▶ [Material for the task]:
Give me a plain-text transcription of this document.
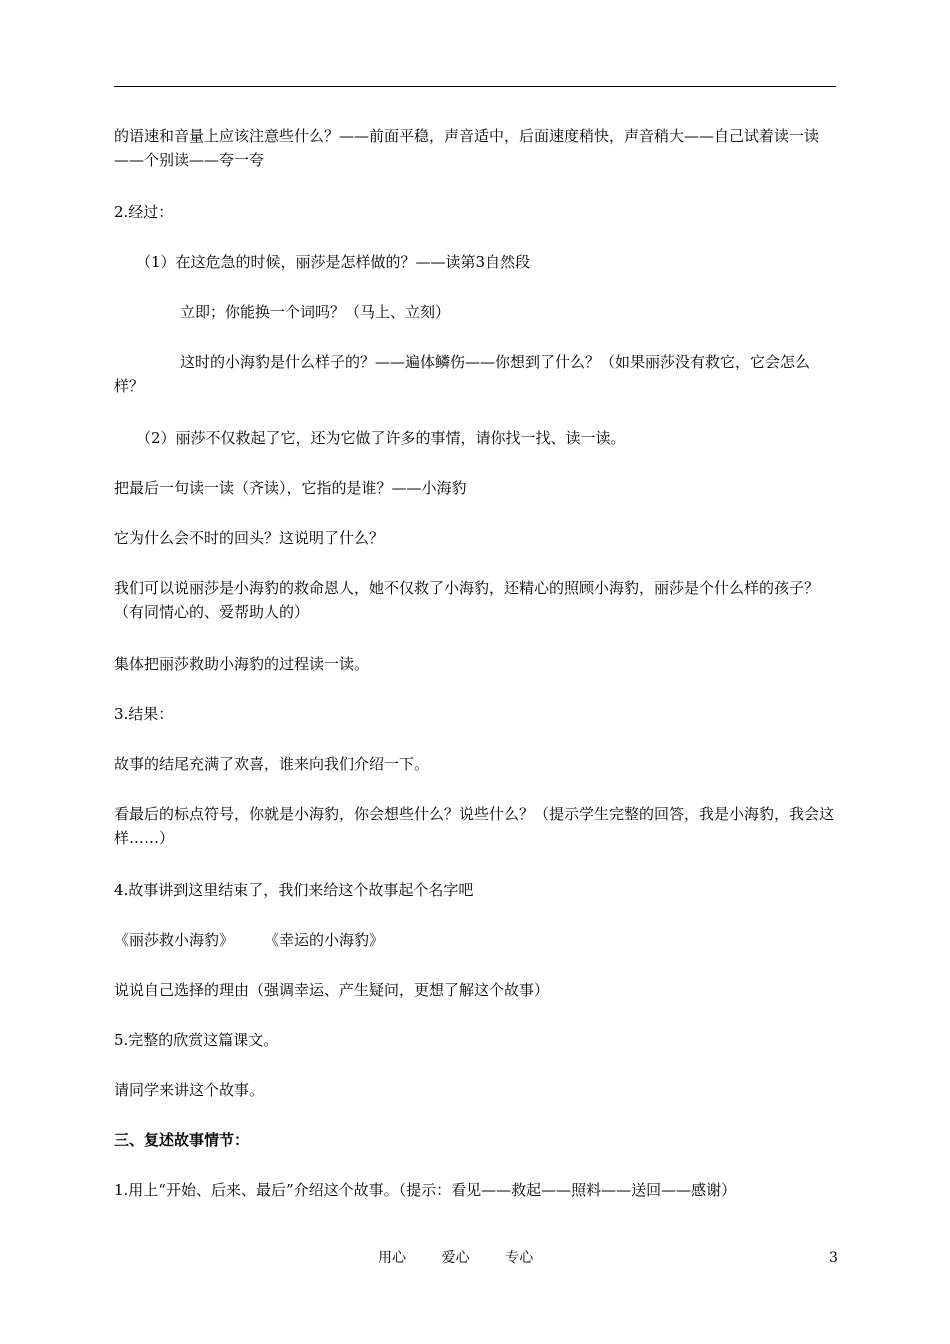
的语速和音量上应该注意些什么？——前面平稳，声音适中，后面速度稍快，声音稍大——自己试着读一读——个别读——夸一夸

2.经过：

（1）在这危急的时候，丽莎是怎样做的？——读第3自然段

立即；你能换一个词吗？（马上、立刻）

这时的小海豹是什么样子的？——遍体鳞伤——你想到了什么？（如果丽莎没有救它，它会怎么样？

（2）丽莎不仅救起了它，还为它做了许多的事情，请你找一找、读一读。

把最后一句读一读（齐读），它指的是谁？——小海豹

它为什么会不时的回头？这说明了什么？

我们可以说丽莎是小海豹的救命恩人，她不仅救了小海豹，还精心的照顾小海豹，丽莎是个什么样的孩子？（有同情心的、爱帮助人的）

集体把丽莎救助小海豹的过程读一读。

3.结果：

故事的结尾充满了欢喜，谁来向我们介绍一下。

看最后的标点符号，你就是小海豹，你会想些什么？说些什么？（提示学生完整的回答，我是小海豹，我会这样……）

4.故事讲到这里结束了，我们来给这个故事起个名字吧

《丽莎救小海豹》 《幸运的小海豹》

说说自己选择的理由（强调幸运、产生疑问，更想了解这个故事）

5.完整的欣赏这篇课文。

请同学来讲这个故事。

三、复述故事情节：

1.用上“开始、后来、最后”介绍这个故事。（提示：看见——救起——照料——送回——感谢）

用心	爱心	专心	3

▶ [Stated goal]: Your task is to retype all the entries exactly and leave out any pictures.

▶ [Worked answer]:
Give me a plain-text transcription of this document.
的语速和音量上应该注意些什么？——前面平稳，声音适中，后面速度稍快，声音稍大——自己试着读一读——个别读——夸一夸

2.经过：

（1）在这危急的时候，丽莎是怎样做的？——读第3自然段

立即；你能换一个词吗？（马上、立刻）

这时的小海豹是什么样子的？——遍体鳞伤——你想到了什么？（如果丽莎没有救它，它会怎么样？

（2）丽莎不仅救起了它，还为它做了许多的事情，请你找一找、读一读。

把最后一句读一读（齐读），它指的是谁？——小海豹

它为什么会不时的回头？这说明了什么？

我们可以说丽莎是小海豹的救命恩人，她不仅救了小海豹，还精心的照顾小海豹，丽莎是个什么样的孩子？（有同情心的、爱帮助人的）

集体把丽莎救助小海豹的过程读一读。

3.结果：

故事的结尾充满了欢喜，谁来向我们介绍一下。

看最后的标点符号，你就是小海豹，你会想些什么？说些什么？（提示学生完整的回答，我是小海豹，我会这样……）

4.故事讲到这里结束了，我们来给这个故事起个名字吧

《丽莎救小海豹》 《幸运的小海豹》

说说自己选择的理由（强调幸运、产生疑问，更想了解这个故事）

5.完整的欣赏这篇课文。

请同学来讲这个故事。

三、复述故事情节：

1.用上“开始、后来、最后”介绍这个故事。（提示：看见——救起——照料——送回——感谢）

用心	爱心	专心	3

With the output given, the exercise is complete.